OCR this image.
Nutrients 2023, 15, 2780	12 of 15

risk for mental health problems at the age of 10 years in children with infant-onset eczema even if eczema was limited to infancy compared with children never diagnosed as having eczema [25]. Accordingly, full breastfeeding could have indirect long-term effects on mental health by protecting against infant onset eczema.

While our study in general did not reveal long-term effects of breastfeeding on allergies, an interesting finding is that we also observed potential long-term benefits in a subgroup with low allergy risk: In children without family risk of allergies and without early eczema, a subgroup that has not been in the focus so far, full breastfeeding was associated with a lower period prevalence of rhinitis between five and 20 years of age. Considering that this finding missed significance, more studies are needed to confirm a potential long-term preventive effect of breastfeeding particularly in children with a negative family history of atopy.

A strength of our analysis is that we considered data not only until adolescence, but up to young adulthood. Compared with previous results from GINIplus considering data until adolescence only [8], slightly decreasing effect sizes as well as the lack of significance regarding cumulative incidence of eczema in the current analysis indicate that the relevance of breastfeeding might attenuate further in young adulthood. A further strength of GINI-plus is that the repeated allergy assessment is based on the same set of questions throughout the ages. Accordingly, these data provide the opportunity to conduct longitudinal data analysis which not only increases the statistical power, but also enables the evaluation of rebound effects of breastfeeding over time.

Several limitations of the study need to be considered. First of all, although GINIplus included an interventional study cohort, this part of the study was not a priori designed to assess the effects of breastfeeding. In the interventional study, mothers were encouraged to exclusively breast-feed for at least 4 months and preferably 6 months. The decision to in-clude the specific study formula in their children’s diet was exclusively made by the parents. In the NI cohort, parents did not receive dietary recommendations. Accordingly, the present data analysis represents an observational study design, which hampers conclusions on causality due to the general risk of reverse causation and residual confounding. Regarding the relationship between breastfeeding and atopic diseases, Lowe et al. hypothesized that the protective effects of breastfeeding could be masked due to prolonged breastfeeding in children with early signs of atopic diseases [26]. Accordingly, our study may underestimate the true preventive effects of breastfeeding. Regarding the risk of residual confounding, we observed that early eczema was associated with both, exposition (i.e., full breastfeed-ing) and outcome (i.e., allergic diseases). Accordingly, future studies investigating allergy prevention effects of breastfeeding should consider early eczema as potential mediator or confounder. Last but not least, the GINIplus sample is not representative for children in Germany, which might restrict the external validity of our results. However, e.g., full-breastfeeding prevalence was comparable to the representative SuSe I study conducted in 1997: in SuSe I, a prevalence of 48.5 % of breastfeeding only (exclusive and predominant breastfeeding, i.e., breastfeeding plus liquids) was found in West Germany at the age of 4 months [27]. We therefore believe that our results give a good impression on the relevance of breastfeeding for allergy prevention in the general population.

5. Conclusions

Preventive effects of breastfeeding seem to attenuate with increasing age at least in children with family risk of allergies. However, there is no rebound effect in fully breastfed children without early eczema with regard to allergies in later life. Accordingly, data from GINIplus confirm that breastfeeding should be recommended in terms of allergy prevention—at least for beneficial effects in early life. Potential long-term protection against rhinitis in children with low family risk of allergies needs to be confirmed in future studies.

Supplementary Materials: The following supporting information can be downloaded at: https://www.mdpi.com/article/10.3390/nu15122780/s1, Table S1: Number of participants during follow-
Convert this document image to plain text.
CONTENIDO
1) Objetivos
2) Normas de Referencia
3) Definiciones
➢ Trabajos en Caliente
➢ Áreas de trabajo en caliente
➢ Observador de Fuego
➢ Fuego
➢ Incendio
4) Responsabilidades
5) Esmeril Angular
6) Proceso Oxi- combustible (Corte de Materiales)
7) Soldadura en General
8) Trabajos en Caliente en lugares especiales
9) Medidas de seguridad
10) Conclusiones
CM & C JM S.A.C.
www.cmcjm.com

PROBLEM REQUIREMENTS> Return the lines from the line containing "Convert this document image to plain text." to the end of the entries above, exactly as they appear and with no other output.

THE RESULT>
Convert this document image to plain text.
CONTENIDO
1) Objetivos
2) Normas de Referencia
3) Definiciones
➢ Trabajos en Caliente
➢ Áreas de trabajo en caliente
➢ Observador de Fuego
➢ Fuego
➢ Incendio
4) Responsabilidades
5) Esmeril Angular
6) Proceso Oxi- combustible (Corte de Materiales)
7) Soldadura en General
8) Trabajos en Caliente en lugares especiales
9) Medidas de seguridad
10) Conclusiones
CM & C JM S.A.C.
www.cmcjm.com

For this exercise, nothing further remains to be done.